**Goal:**
Reproduce all records verbatim.

**Records to process:**

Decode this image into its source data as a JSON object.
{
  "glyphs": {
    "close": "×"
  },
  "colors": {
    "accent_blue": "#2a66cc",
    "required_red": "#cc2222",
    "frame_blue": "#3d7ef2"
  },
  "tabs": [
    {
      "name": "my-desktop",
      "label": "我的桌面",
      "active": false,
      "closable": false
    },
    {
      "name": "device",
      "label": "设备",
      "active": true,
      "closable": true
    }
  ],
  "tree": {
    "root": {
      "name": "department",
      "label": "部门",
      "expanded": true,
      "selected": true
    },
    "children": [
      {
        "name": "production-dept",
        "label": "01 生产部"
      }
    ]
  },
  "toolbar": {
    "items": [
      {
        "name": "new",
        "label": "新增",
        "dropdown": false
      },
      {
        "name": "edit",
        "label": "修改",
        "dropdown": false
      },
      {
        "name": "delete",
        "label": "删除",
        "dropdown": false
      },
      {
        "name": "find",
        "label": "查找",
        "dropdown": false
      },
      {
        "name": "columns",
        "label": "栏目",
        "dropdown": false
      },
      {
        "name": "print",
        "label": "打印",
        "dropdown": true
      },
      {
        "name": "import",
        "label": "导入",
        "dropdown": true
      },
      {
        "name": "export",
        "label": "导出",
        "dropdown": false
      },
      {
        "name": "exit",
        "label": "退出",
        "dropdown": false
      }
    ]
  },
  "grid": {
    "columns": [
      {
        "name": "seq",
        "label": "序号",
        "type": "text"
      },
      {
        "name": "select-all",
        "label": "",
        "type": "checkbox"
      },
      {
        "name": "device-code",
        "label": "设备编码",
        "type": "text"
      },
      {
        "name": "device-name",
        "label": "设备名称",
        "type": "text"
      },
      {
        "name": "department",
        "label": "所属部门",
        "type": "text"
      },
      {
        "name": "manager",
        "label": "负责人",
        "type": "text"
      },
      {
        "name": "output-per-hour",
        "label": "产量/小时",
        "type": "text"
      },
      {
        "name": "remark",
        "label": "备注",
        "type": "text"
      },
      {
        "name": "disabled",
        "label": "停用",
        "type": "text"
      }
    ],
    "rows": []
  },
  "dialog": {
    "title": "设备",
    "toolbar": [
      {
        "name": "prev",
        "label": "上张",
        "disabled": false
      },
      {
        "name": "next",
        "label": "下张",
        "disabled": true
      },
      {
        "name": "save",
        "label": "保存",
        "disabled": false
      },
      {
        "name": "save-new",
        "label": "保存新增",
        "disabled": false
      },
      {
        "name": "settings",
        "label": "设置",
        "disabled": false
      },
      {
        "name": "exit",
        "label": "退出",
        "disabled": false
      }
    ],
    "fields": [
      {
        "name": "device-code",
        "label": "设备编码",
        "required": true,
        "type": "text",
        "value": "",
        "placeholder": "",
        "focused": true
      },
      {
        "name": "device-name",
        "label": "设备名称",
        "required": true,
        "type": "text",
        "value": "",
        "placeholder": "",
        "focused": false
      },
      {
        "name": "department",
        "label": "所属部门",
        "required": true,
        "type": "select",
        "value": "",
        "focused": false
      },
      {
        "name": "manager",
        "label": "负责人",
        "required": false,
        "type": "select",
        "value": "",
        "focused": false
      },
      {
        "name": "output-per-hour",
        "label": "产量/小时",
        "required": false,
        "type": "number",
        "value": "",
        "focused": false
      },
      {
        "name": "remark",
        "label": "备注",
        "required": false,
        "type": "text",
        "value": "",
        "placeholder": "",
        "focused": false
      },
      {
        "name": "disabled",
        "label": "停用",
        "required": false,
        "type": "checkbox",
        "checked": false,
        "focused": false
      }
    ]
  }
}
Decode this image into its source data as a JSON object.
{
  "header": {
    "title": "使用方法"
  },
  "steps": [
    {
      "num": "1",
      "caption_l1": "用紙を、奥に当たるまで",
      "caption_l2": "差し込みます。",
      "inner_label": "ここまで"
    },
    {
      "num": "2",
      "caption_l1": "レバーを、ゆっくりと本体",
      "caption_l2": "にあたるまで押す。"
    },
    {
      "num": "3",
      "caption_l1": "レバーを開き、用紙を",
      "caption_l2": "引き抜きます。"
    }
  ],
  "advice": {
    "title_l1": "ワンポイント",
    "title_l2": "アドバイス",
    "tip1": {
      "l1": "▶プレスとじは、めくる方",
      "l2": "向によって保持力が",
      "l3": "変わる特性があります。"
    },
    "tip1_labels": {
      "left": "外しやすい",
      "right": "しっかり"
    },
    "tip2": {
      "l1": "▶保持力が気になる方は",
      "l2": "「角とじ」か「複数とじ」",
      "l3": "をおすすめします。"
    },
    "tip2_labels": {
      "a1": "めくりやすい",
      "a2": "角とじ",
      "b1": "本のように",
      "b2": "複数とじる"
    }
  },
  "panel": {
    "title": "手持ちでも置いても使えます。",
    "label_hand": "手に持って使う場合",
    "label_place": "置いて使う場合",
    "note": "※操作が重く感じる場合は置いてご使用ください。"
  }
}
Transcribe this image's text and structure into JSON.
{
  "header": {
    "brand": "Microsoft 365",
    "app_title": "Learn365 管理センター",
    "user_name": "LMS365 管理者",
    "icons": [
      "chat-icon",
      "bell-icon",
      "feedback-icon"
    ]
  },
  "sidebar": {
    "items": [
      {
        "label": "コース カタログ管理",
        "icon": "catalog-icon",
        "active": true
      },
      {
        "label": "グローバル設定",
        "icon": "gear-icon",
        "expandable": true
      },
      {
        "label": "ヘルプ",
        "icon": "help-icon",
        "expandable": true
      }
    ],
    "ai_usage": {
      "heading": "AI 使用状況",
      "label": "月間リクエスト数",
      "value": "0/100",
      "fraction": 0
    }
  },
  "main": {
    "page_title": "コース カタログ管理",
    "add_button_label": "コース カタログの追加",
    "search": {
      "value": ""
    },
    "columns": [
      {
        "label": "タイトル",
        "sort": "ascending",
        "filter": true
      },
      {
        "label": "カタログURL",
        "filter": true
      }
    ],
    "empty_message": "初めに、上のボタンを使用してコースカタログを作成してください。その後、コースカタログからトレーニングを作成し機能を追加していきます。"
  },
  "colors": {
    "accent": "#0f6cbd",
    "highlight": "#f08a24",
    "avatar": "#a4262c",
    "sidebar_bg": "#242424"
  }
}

**Finished exercise:**
Decode this image into its source data as a JSON object.
{
  "glyphs": {
    "close": "×"
  },
  "colors": {
    "accent_blue": "#2a66cc",
    "required_red": "#cc2222",
    "frame_blue": "#3d7ef2"
  },
  "tabs": [
    {
      "name": "my-desktop",
      "label": "我的桌面",
      "active": false,
      "closable": false
    },
    {
      "name": "device",
      "label": "设备",
      "active": true,
      "closable": true
    }
  ],
  "tree": {
    "root": {
      "name": "department",
      "label": "部门",
      "expanded": true,
      "selected": true
    },
    "children": [
      {
        "name": "production-dept",
        "label": "01 生产部"
      }
    ]
  },
  "toolbar": {
    "items": [
      {
        "name": "new",
        "label": "新增",
        "dropdown": false
      },
      {
        "name": "edit",
        "label": "修改",
        "dropdown": false
      },
      {
        "name": "delete",
        "label": "删除",
        "dropdown": false
      },
      {
        "name": "find",
        "label": "查找",
        "dropdown": false
      },
      {
        "name": "columns",
        "label": "栏目",
        "dropdown": false
      },
      {
        "name": "print",
        "label": "打印",
        "dropdown": true
      },
      {
        "name": "import",
        "label": "导入",
        "dropdown": true
      },
      {
        "name": "export",
        "label": "导出",
        "dropdown": false
      },
      {
        "name": "exit",
        "label": "退出",
        "dropdown": false
      }
    ]
  },
  "grid": {
    "columns": [
      {
        "name": "seq",
        "label": "序号",
        "type": "text"
      },
      {
        "name": "select-all",
        "label": "",
        "type": "checkbox"
      },
      {
        "name": "device-code",
        "label": "设备编码",
        "type": "text"
      },
      {
        "name": "device-name",
        "label": "设备名称",
        "type": "text"
      },
      {
        "name": "department",
        "label": "所属部门",
        "type": "text"
      },
      {
        "name": "manager",
        "label": "负责人",
        "type": "text"
      },
      {
        "name": "output-per-hour",
        "label": "产量/小时",
        "type": "text"
      },
      {
        "name": "remark",
        "label": "备注",
        "type": "text"
      },
      {
        "name": "disabled",
        "label": "停用",
        "type": "text"
      }
    ],
    "rows": []
  },
  "dialog": {
    "title": "设备",
    "toolbar": [
      {
        "name": "prev",
        "label": "上张",
        "disabled": false
      },
      {
        "name": "next",
        "label": "下张",
        "disabled": true
      },
      {
        "name": "save",
        "label": "保存",
        "disabled": false
      },
      {
        "name": "save-new",
        "label": "保存新增",
        "disabled": false
      },
      {
        "name": "settings",
        "label": "设置",
        "disabled": false
      },
      {
        "name": "exit",
        "label": "退出",
        "disabled": false
      }
    ],
    "fields": [
      {
        "name": "device-code",
        "label": "设备编码",
        "required": true,
        "type": "text",
        "value": "",
        "placeholder": "",
        "focused": true
      },
      {
        "name": "device-name",
        "label": "设备名称",
        "required": true,
        "type": "text",
        "value": "",
        "placeholder": "",
        "focused": false
      },
      {
        "name": "department",
        "label": "所属部门",
        "required": true,
        "type": "select",
        "value": "",
        "focused": false
      },
      {
        "name": "manager",
        "label": "负责人",
        "required": false,
        "type": "select",
        "value": "",
        "focused": false
      },
      {
        "name": "output-per-hour",
        "label": "产量/小时",
        "required": false,
        "type": "number",
        "value": "",
        "focused": false
      },
      {
        "name": "remark",
        "label": "备注",
        "required": false,
        "type": "text",
        "value": "",
        "placeholder": "",
        "focused": false
      },
      {
        "name": "disabled",
        "label": "停用",
        "required": false,
        "type": "checkbox",
        "checked": false,
        "focused": false
      }
    ]
  }
}
Decode this image into its source data as a JSON object.
{
  "header": {
    "title": "使用方法"
  },
  "steps": [
    {
      "num": "1",
      "caption_l1": "用紙を、奥に当たるまで",
      "caption_l2": "差し込みます。",
      "inner_label": "ここまで"
    },
    {
      "num": "2",
      "caption_l1": "レバーを、ゆっくりと本体",
      "caption_l2": "にあたるまで押す。"
    },
    {
      "num": "3",
      "caption_l1": "レバーを開き、用紙を",
      "caption_l2": "引き抜きます。"
    }
  ],
  "advice": {
    "title_l1": "ワンポイント",
    "title_l2": "アドバイス",
    "tip1": {
      "l1": "▶プレスとじは、めくる方",
      "l2": "向によって保持力が",
      "l3": "変わる特性があります。"
    },
    "tip1_labels": {
      "left": "外しやすい",
      "right": "しっかり"
    },
    "tip2": {
      "l1": "▶保持力が気になる方は",
      "l2": "「角とじ」か「複数とじ」",
      "l3": "をおすすめします。"
    },
    "tip2_labels": {
      "a1": "めくりやすい",
      "a2": "角とじ",
      "b1": "本のように",
      "b2": "複数とじる"
    }
  },
  "panel": {
    "title": "手持ちでも置いても使えます。",
    "label_hand": "手に持って使う場合",
    "label_place": "置いて使う場合",
    "note": "※操作が重く感じる場合は置いてご使用ください。"
  }
}
Transcribe this image's text and structure into JSON.
{
  "header": {
    "brand": "Microsoft 365",
    "app_title": "Learn365 管理センター",
    "user_name": "LMS365 管理者",
    "icons": [
      "chat-icon",
      "bell-icon",
      "feedback-icon"
    ]
  },
  "sidebar": {
    "items": [
      {
        "label": "コース カタログ管理",
        "icon": "catalog-icon",
        "active": true
      },
      {
        "label": "グローバル設定",
        "icon": "gear-icon",
        "expandable": true
      },
      {
        "label": "ヘルプ",
        "icon": "help-icon",
        "expandable": true
      }
    ],
    "ai_usage": {
      "heading": "AI 使用状況",
      "label": "月間リクエスト数",
      "value": "0/100",
      "fraction": 0
    }
  },
  "main": {
    "page_title": "コース カタログ管理",
    "add_button_label": "コース カタログの追加",
    "search": {
      "value": ""
    },
    "columns": [
      {
        "label": "タイトル",
        "sort": "ascending",
        "filter": true
      },
      {
        "label": "カタログURL",
        "filter": true
      }
    ],
    "empty_message": "初めに、上のボタンを使用してコースカタログを作成してください。その後、コースカタログからトレーニングを作成し機能を追加していきます。"
  },
  "colors": {
    "accent": "#0f6cbd",
    "highlight": "#f08a24",
    "avatar": "#a4262c",
    "sidebar_bg": "#242424"
  }
}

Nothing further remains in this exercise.